(Saved entries)
────────

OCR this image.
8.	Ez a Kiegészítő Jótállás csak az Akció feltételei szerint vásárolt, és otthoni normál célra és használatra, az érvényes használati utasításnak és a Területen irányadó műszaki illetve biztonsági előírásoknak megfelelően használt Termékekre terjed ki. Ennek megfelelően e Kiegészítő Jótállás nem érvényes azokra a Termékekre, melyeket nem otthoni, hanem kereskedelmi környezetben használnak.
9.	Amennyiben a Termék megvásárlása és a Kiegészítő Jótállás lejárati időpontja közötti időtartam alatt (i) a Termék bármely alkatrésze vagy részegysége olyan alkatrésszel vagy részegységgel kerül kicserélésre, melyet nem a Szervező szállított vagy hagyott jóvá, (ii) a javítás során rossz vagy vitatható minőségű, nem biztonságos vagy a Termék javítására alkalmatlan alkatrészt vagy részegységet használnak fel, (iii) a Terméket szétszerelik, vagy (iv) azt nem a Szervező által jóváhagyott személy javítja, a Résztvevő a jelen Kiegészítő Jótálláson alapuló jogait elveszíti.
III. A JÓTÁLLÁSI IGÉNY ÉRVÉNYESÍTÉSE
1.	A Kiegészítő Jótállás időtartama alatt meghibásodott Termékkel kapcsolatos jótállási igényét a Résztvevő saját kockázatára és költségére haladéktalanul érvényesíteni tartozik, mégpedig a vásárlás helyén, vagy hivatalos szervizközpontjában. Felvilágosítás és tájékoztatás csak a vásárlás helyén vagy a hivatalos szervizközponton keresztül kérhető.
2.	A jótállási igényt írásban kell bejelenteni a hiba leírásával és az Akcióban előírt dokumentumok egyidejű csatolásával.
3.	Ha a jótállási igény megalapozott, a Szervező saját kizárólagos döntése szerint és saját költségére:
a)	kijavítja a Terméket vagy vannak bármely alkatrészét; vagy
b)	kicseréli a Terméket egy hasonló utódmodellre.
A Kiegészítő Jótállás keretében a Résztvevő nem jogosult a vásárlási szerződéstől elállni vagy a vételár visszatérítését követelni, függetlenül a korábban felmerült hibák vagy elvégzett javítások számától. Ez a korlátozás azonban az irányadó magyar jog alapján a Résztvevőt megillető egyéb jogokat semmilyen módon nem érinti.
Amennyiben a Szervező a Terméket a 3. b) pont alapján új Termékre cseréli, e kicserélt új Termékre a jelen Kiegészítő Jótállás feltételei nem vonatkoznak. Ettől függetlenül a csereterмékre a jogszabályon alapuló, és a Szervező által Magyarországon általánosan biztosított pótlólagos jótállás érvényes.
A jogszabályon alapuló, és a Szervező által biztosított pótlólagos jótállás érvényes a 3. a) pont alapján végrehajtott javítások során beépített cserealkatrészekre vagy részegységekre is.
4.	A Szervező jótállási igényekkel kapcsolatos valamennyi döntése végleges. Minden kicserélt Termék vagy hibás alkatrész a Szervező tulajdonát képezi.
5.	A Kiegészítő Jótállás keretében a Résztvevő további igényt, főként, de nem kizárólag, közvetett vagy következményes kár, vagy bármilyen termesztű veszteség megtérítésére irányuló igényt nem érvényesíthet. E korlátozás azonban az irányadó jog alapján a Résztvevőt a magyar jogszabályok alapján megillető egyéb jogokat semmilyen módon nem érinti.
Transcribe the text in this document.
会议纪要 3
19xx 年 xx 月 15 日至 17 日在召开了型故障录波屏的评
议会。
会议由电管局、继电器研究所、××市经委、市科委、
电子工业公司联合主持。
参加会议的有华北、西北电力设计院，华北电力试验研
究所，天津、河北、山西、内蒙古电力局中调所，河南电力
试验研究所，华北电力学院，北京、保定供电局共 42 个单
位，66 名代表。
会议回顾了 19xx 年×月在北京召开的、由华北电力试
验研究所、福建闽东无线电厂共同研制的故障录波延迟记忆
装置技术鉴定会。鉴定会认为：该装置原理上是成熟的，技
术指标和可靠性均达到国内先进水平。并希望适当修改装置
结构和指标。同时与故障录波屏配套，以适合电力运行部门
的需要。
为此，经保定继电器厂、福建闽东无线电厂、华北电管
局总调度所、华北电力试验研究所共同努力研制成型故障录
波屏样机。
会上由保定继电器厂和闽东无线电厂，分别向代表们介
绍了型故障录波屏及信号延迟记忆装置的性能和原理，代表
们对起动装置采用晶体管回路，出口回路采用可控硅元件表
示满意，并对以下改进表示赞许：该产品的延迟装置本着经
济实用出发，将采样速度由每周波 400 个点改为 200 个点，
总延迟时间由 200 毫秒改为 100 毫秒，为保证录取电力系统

────────

● Set exercise: Your task is to return the full listing exactly as it was given.

● Task output:
OCR this image.
8.	Ez a Kiegészítő Jótállás csak az Akció feltételei szerint vásárolt, és otthoni normál célra és használatra, az érvényes használati utasításnak és a Területen irányadó műszaki illetve biztonsági előírásoknak megfelelően használt Termékekre terjed ki. Ennek megfelelően e Kiegészítő Jótállás nem érvényes azokra a Termékekre, melyeket nem otthoni, hanem kereskedelmi környezetben használnak.
9.	Amennyiben a Termék megvásárlása és a Kiegészítő Jótállás lejárati időpontja közötti időtartam alatt (i) a Termék bármely alkatrésze vagy részegysége olyan alkatrésszel vagy részegységgel kerül kicserélésre, melyet nem a Szervező szállított vagy hagyott jóvá, (ii) a javítás során rossz vagy vitatható minőségű, nem biztonságos vagy a Termék javítására alkalmatlan alkatrészt vagy részegységet használnak fel, (iii) a Terméket szétszerelik, vagy (iv) azt nem a Szervező által jóváhagyott személy javítja, a Résztvevő a jelen Kiegészítő Jótálláson alapuló jogait elveszíti.
III. A JÓTÁLLÁSI IGÉNY ÉRVÉNYESÍTÉSE
1.	A Kiegészítő Jótállás időtartama alatt meghibásodott Termékkel kapcsolatos jótállási igényét a Résztvevő saját kockázatára és költségére haladéktalanul érvényesíteni tartozik, mégpedig a vásárlás helyén, vagy hivatalos szervizközpontjában. Felvilágosítás és tájékoztatás csak a vásárlás helyén vagy a hivatalos szervizközponton keresztül kérhető.
2.	A jótállási igényt írásban kell bejelenteni a hiba leírásával és az Akcióban előírt dokumentumok egyidejű csatolásával.
3.	Ha a jótállási igény megalapozott, a Szervező saját kizárólagos döntése szerint és saját költségére:
a)	kijavítja a Terméket vagy vannak bármely alkatrészét; vagy
b)	kicseréli a Terméket egy hasonló utódmodellre.
A Kiegészítő Jótállás keretében a Résztvevő nem jogosult a vásárlási szerződéstől elállni vagy a vételár visszatérítését követelni, függetlenül a korábban felmerült hibák vagy elvégzett javítások számától. Ez a korlátozás azonban az irányadó magyar jog alapján a Résztvevőt megillető egyéb jogokat semmilyen módon nem érinti.
Amennyiben a Szervező a Terméket a 3. b) pont alapján új Termékre cseréli, e kicserélt új Termékre a jelen Kiegészítő Jótállás feltételei nem vonatkoznak. Ettől függetlenül a csereterмékre a jogszabályon alapuló, és a Szervező által Magyarországon általánosan biztosított pótlólagos jótállás érvényes.
A jogszabályon alapuló, és a Szervező által biztosított pótlólagos jótállás érvényes a 3. a) pont alapján végrehajtott javítások során beépített cserealkatrészekre vagy részegységekre is.
4.	A Szervező jótállási igényekkel kapcsolatos valamennyi döntése végleges. Minden kicserélt Termék vagy hibás alkatrész a Szervező tulajdonát képezi.
5.	A Kiegészítő Jótállás keretében a Résztvevő további igényt, főként, de nem kizárólag, közvetett vagy következményes kár, vagy bármilyen termesztű veszteség megtérítésére irányuló igényt nem érvényesíthet. E korlátozás azonban az irányadó jog alapján a Résztvevőt a magyar jogszabályok alapján megillető egyéb jogokat semmilyen módon nem érinti.
Transcribe the text in this document.
会议纪要 3
19xx 年 xx 月 15 日至 17 日在召开了型故障录波屏的评
议会。
会议由电管局、继电器研究所、××市经委、市科委、
电子工业公司联合主持。
参加会议的有华北、西北电力设计院，华北电力试验研
究所，天津、河北、山西、内蒙古电力局中调所，河南电力
试验研究所，华北电力学院，北京、保定供电局共 42 个单
位，66 名代表。
会议回顾了 19xx 年×月在北京召开的、由华北电力试
验研究所、福建闽东无线电厂共同研制的故障录波延迟记忆
装置技术鉴定会。鉴定会认为：该装置原理上是成熟的，技
术指标和可靠性均达到国内先进水平。并希望适当修改装置
结构和指标。同时与故障录波屏配套，以适合电力运行部门
的需要。
为此，经保定继电器厂、福建闽东无线电厂、华北电管
局总调度所、华北电力试验研究所共同努力研制成型故障录
波屏样机。
会上由保定继电器厂和闽东无线电厂，分别向代表们介
绍了型故障录波屏及信号延迟记忆装置的性能和原理，代表
们对起动装置采用晶体管回路，出口回路采用可控硅元件表
示满意，并对以下改进表示赞许：该产品的延迟装置本着经
济实用出发，将采样速度由每周波 400 个点改为 200 个点，
总延迟时间由 200 毫秒改为 100 毫秒，为保证录取电力系统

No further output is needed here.